INFORMATION GIVEN:
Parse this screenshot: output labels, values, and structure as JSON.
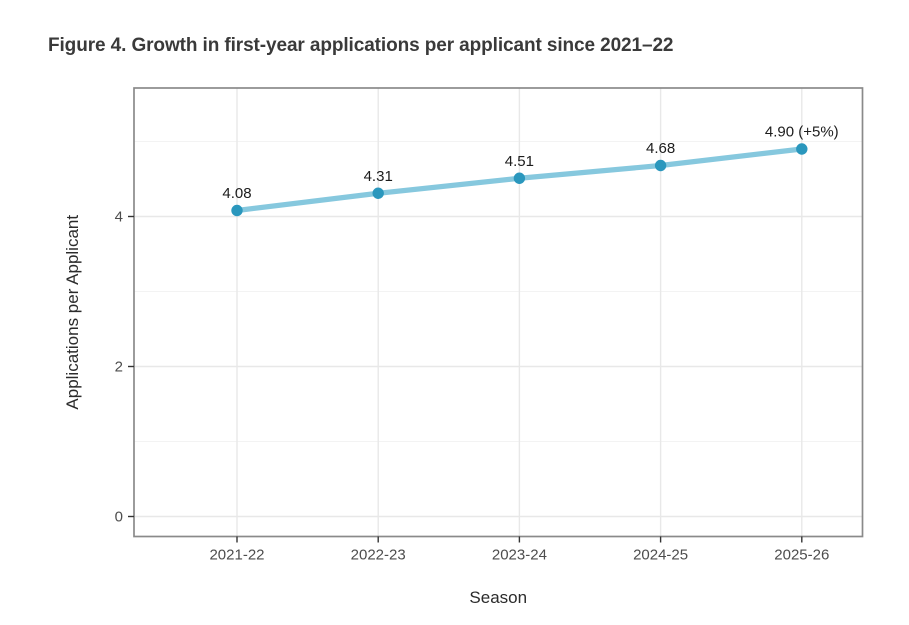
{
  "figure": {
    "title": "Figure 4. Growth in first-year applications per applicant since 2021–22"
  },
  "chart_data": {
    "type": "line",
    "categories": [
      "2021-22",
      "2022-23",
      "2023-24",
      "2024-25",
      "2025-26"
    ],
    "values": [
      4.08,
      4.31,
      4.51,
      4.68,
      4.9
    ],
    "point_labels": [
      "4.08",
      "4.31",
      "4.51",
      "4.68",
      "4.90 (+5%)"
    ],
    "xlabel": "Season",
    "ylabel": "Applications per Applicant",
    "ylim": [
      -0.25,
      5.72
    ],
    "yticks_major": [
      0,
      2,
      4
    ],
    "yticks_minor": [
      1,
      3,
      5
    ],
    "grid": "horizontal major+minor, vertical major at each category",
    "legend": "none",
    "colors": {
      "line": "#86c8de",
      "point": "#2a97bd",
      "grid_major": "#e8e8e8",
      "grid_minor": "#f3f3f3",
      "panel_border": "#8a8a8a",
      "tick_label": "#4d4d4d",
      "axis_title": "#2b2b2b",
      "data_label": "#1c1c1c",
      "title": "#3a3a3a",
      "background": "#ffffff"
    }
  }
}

EXERCISE PROMPT:
Go back to the records above and write them out exactly, without the pictures.

EXERCISE RESULT:
Parse this screenshot: output labels, values, and structure as JSON.
{
  "figure": {
    "title": "Figure 4. Growth in first-year applications per applicant since 2021–22"
  },
  "chart_data": {
    "type": "line",
    "categories": [
      "2021-22",
      "2022-23",
      "2023-24",
      "2024-25",
      "2025-26"
    ],
    "values": [
      4.08,
      4.31,
      4.51,
      4.68,
      4.9
    ],
    "point_labels": [
      "4.08",
      "4.31",
      "4.51",
      "4.68",
      "4.90 (+5%)"
    ],
    "xlabel": "Season",
    "ylabel": "Applications per Applicant",
    "ylim": [
      -0.25,
      5.72
    ],
    "yticks_major": [
      0,
      2,
      4
    ],
    "yticks_minor": [
      1,
      3,
      5
    ],
    "grid": "horizontal major+minor, vertical major at each category",
    "legend": "none",
    "colors": {
      "line": "#86c8de",
      "point": "#2a97bd",
      "grid_major": "#e8e8e8",
      "grid_minor": "#f3f3f3",
      "panel_border": "#8a8a8a",
      "tick_label": "#4d4d4d",
      "axis_title": "#2b2b2b",
      "data_label": "#1c1c1c",
      "title": "#3a3a3a",
      "background": "#ffffff"
    }
  }
}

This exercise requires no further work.